[Dataset records]
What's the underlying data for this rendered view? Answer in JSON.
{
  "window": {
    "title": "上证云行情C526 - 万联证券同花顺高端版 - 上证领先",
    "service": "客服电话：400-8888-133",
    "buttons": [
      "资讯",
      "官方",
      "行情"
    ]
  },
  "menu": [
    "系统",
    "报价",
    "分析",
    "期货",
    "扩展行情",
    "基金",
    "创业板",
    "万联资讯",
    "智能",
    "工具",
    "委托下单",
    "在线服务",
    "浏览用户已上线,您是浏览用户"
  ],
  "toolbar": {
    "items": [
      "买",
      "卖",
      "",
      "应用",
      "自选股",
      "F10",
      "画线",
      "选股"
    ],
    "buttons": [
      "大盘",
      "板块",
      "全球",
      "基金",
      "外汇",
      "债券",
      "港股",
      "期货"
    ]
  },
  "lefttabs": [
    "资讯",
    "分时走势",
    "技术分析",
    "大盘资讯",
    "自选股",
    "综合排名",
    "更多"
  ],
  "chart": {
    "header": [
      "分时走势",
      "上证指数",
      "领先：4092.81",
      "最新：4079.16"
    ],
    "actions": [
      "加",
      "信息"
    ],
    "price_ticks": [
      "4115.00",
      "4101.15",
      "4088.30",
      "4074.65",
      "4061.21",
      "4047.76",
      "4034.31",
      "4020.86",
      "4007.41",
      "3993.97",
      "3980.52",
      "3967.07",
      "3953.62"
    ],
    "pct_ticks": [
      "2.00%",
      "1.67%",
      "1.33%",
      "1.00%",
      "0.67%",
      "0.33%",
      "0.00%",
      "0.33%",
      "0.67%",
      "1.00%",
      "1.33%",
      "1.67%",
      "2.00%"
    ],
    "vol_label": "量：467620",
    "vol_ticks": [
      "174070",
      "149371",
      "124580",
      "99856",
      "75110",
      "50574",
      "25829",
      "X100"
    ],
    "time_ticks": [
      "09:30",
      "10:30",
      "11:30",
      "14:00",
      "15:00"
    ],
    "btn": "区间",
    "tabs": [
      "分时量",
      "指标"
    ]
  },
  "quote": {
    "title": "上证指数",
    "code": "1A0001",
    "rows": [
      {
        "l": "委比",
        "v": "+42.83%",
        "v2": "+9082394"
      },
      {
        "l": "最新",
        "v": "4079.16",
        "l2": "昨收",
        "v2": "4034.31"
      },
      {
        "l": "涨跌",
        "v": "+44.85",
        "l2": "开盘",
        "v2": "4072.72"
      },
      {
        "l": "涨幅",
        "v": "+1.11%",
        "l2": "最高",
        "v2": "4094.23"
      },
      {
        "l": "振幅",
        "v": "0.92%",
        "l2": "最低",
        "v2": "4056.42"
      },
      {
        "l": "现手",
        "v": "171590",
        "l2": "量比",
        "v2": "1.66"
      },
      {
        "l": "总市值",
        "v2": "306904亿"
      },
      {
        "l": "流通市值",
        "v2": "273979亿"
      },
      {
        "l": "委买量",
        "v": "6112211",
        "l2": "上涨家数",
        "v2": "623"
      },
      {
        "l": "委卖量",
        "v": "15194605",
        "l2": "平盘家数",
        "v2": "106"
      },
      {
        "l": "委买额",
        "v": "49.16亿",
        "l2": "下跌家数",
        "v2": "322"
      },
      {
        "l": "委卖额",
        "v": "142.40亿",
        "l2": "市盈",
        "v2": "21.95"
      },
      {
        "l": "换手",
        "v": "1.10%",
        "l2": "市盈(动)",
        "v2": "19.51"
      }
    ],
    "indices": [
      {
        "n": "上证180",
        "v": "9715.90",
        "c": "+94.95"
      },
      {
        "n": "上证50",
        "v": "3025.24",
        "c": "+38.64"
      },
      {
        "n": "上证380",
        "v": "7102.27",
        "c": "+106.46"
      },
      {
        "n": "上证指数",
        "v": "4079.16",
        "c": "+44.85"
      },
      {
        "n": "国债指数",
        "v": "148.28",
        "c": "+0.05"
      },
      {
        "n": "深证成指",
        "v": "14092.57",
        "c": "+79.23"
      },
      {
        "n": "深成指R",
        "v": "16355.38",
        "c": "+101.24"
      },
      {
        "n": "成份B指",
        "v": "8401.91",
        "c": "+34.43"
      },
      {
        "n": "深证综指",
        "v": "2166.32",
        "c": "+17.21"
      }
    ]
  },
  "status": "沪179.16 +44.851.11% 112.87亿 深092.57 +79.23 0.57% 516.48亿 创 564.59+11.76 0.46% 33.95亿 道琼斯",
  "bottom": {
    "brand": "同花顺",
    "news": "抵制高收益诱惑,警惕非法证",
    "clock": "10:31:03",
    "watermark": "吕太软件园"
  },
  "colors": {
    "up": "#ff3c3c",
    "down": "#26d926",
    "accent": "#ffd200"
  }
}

#### AIM
Pull out each line of the entries that contains "title".

#### THE OUTPUT
    "title": "上证云行情C526 - 万联证券同花顺高端版 - 上证领先",
    "title": "上证指数",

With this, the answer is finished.